-- start --

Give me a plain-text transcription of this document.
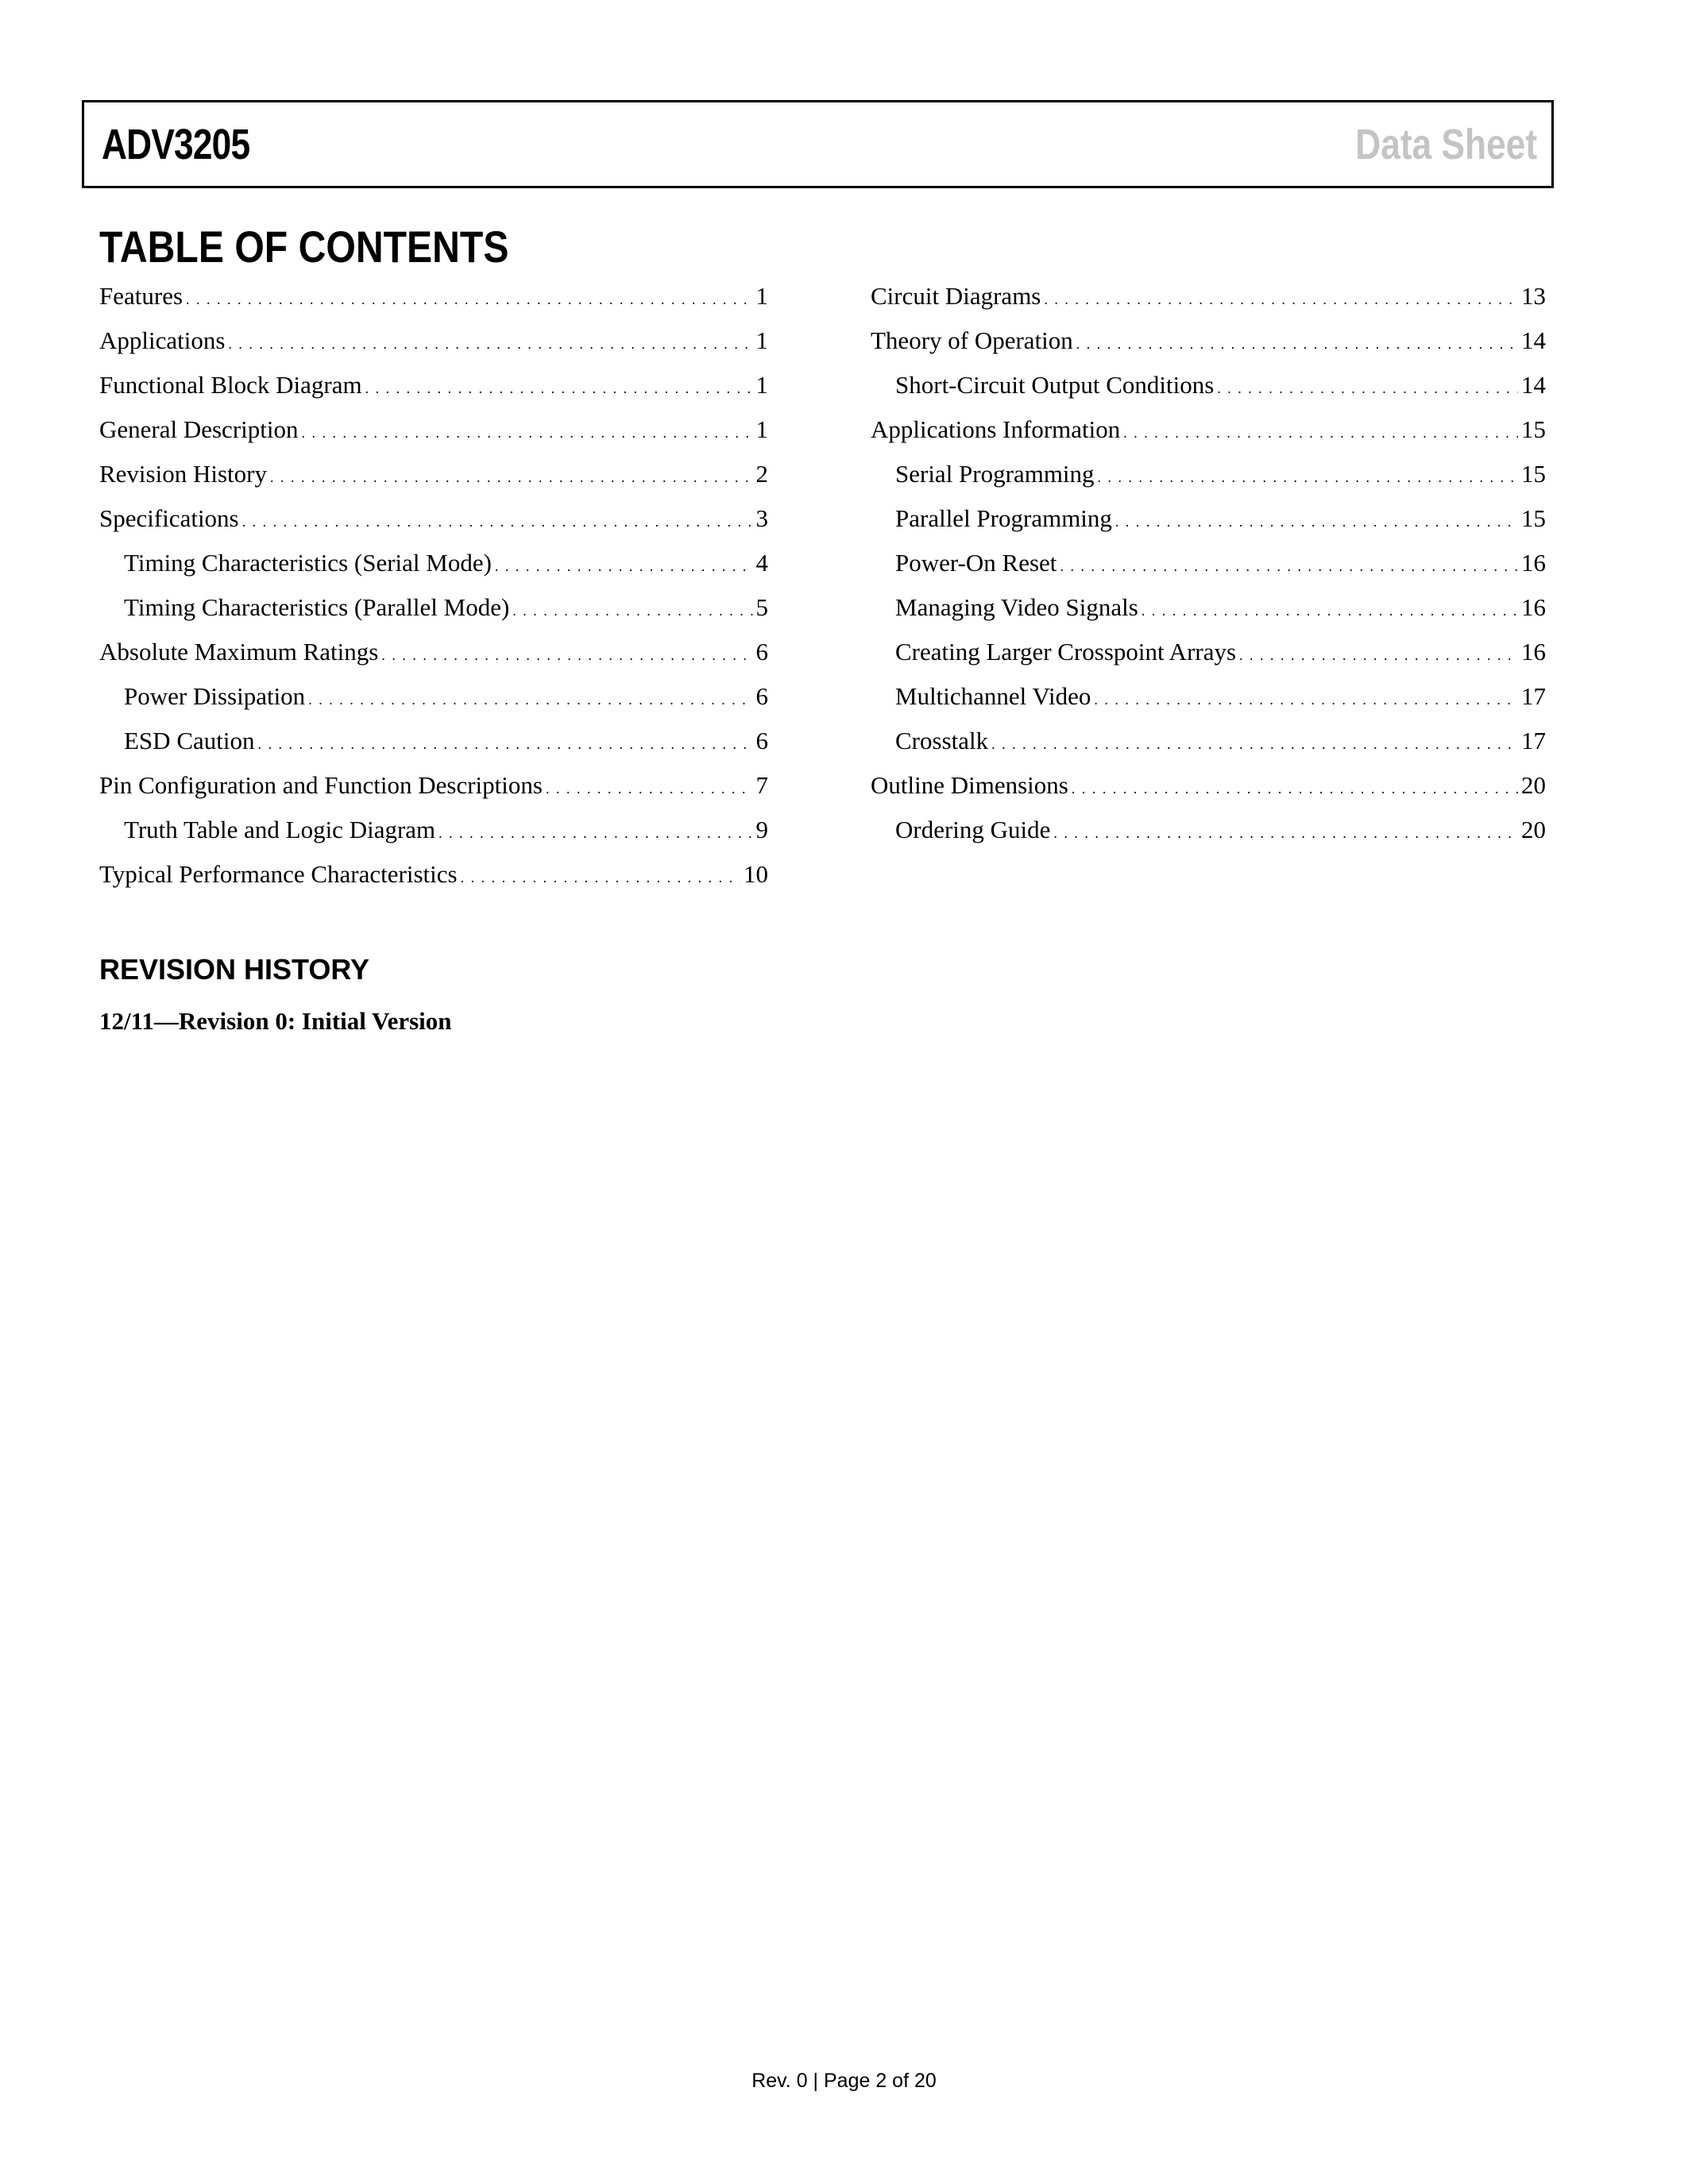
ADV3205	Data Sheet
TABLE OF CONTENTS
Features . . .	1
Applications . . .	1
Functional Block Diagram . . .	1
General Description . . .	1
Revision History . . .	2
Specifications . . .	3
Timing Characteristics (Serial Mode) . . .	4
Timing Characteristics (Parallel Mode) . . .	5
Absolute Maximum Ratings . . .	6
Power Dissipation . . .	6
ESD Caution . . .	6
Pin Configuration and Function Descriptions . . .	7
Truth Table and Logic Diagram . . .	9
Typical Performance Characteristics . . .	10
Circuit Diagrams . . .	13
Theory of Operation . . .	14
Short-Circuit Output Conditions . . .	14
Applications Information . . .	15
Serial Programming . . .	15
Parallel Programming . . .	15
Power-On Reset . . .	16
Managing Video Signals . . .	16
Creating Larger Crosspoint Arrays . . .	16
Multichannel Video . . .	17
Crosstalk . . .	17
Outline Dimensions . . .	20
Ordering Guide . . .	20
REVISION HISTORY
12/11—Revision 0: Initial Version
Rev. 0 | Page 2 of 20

-- end --

§ **Exercise objective**
Skip the pictures, then retype every line above exactly.

§ **Response for this exercise**
Give me a plain-text transcription of this document.
ADV3205	Data Sheet
TABLE OF CONTENTS
Features . . .	1
Applications . . .	1
Functional Block Diagram . . .	1
General Description . . .	1
Revision History . . .	2
Specifications . . .	3
Timing Characteristics (Serial Mode) . . .	4
Timing Characteristics (Parallel Mode) . . .	5
Absolute Maximum Ratings . . .	6
Power Dissipation . . .	6
ESD Caution . . .	6
Pin Configuration and Function Descriptions . . .	7
Truth Table and Logic Diagram . . .	9
Typical Performance Characteristics . . .	10
Circuit Diagrams . . .	13
Theory of Operation . . .	14
Short-Circuit Output Conditions . . .	14
Applications Information . . .	15
Serial Programming . . .	15
Parallel Programming . . .	15
Power-On Reset . . .	16
Managing Video Signals . . .	16
Creating Larger Crosspoint Arrays . . .	16
Multichannel Video . . .	17
Crosstalk . . .	17
Outline Dimensions . . .	20
Ordering Guide . . .	20
REVISION HISTORY
12/11—Revision 0: Initial Version
Rev. 0 | Page 2 of 20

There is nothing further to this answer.